→ **Exercise task**
Which lines have the string "Health"? Copy all of them from the entries below.

(Dataset entries)
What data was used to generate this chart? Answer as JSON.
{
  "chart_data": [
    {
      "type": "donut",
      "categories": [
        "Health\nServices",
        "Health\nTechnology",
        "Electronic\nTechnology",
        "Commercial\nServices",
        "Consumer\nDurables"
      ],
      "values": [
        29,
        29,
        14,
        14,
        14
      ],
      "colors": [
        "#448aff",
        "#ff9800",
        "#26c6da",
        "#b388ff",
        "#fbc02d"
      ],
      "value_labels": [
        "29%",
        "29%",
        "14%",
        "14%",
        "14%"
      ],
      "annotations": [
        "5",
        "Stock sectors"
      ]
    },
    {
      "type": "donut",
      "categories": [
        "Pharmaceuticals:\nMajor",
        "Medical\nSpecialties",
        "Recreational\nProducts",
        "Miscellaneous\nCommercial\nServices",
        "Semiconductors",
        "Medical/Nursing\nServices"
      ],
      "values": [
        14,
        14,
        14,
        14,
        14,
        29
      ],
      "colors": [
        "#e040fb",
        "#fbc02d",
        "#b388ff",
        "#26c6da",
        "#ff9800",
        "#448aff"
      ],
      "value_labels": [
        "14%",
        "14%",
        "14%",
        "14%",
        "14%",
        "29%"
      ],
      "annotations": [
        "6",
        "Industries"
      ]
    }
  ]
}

→ **Complete output**
        "Health\nServices",
        "Health\nTechnology",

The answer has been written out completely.